→ Passage to read:
###
[EKS] [Fargate][Container Insights]: Make container insights available to EKS Fargate clusters

themish95 commented 4 years ago

Community Note

Please vote on this issue by adding a 👍 reaction to the original issue to help the community and maintainers prioritize this request
Please do not leave "+1" or "me too" comments, they generate extra noise for issue followers and do not help prioritize the request
If you are interested in working on this issue or have submitted a pull request, please leave a comment

Tell us about your request Making container insights available to EKS Fargate pods

Which service(s) is this request for? EKS Fargate

Tell us about the problem you're trying to solve. What are you trying to do, and why is it hard? I have had multiple requests from customers to have an way of viewing metrics and logs for their Fargate EKS pods.

Are you currently working around this issue? Adding a sidecar container of log forwarder (e.g. fluentd) which can forward logs to the required destination (i.e. CloudWatch). For that, one would need to modify the existing pod manifest and add a log forwarder container

Attachments If you think you might have additional information that you'd like to include via an attachment, please do - we'll take a look. (Remember to remove any personally-identifiable information.)
###
Rename "log forwarder" to "log shipper" in the stretch of the feature request from "Tell us about your" through "any personally-identifiable information.)", and give that stretch back with the change made.

[Element-and-box listings]
###
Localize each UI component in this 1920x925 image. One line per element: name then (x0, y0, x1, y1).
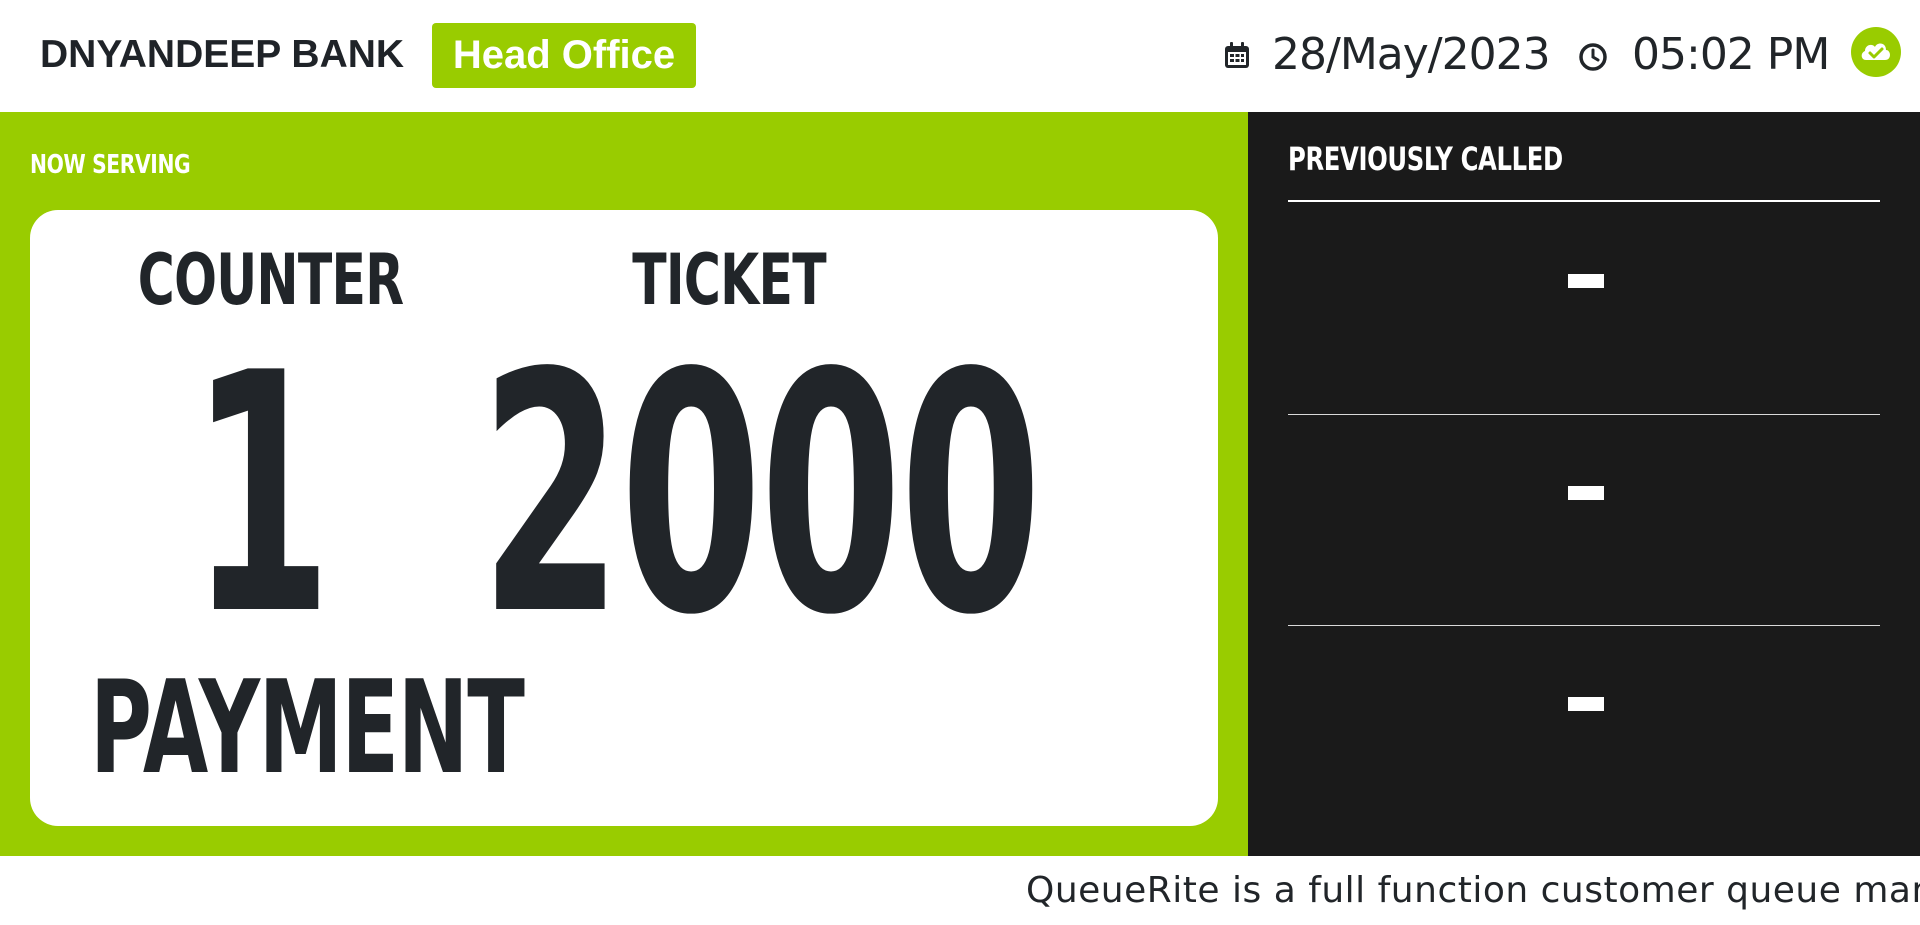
previously-called-panel: PREVIOUSLY CALLED (1248, 112, 1920, 856)
date-time-display: 28/May/2023 05:02 PM (1200, 22, 1920, 88)
previously-called-label: PREVIOUSLY CALLED (1288, 140, 1563, 178)
ticket-number: 2000 (480, 303, 1042, 687)
header-bar: DNYANDEEP BANK Head Office 28/May/2023 0… (0, 0, 1920, 112)
cloud-check-icon (1851, 27, 1901, 77)
bank-name: DNYANDEEP BANK (40, 33, 405, 76)
current-time: 05:02 PM (1632, 29, 1830, 80)
empty-ticket-dash (1568, 274, 1604, 288)
news-ticker: QueueRite is a full function customer qu… (0, 856, 1920, 925)
now-serving-label: NOW SERVING (30, 150, 191, 180)
counter-number: 1 (190, 303, 332, 687)
current-date: 28/May/2023 (1272, 29, 1551, 80)
empty-ticket-dash (1568, 697, 1604, 711)
previous-ticket-item (1288, 202, 1880, 412)
previous-ticket-item (1288, 625, 1880, 835)
branch-badge: Head Office (432, 23, 696, 88)
now-serving-card: COUNTER TICKET 1 2000 PAYMENT (30, 210, 1218, 826)
previous-ticket-item (1288, 414, 1880, 624)
clock-icon (1579, 43, 1607, 71)
service-name: PAYMENT (90, 654, 525, 803)
now-serving-panel: NOW SERVING COUNTER TICKET 1 2000 PAYMEN… (0, 112, 1248, 856)
ticker-text: QueueRite is a full function customer qu… (1026, 870, 1920, 911)
empty-ticket-dash (1568, 486, 1604, 500)
calendar-icon (1225, 42, 1249, 68)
###
→ Completed exercise:
Tell us about your request Making container insights available to EKS Fargate pods

Which service(s) is this request for? EKS Fargate

Tell us about the problem you're trying to solve. What are you trying to do, and why is it hard? I have had multiple requests from customers to have an way of viewing metrics and logs for their Fargate EKS pods.

Are you currently working around this issue? Adding a sidecar container of log shipper (e.g. fluentd) which can forward logs to the required destination (i.e. CloudWatch). For that, one would need to modify the existing pod manifest and add a log shipper container

Attachments If you think you might have additional information that you'd like to include via an attachment, please do - we'll take a look. (Remember to remove any personally-identifiable information.)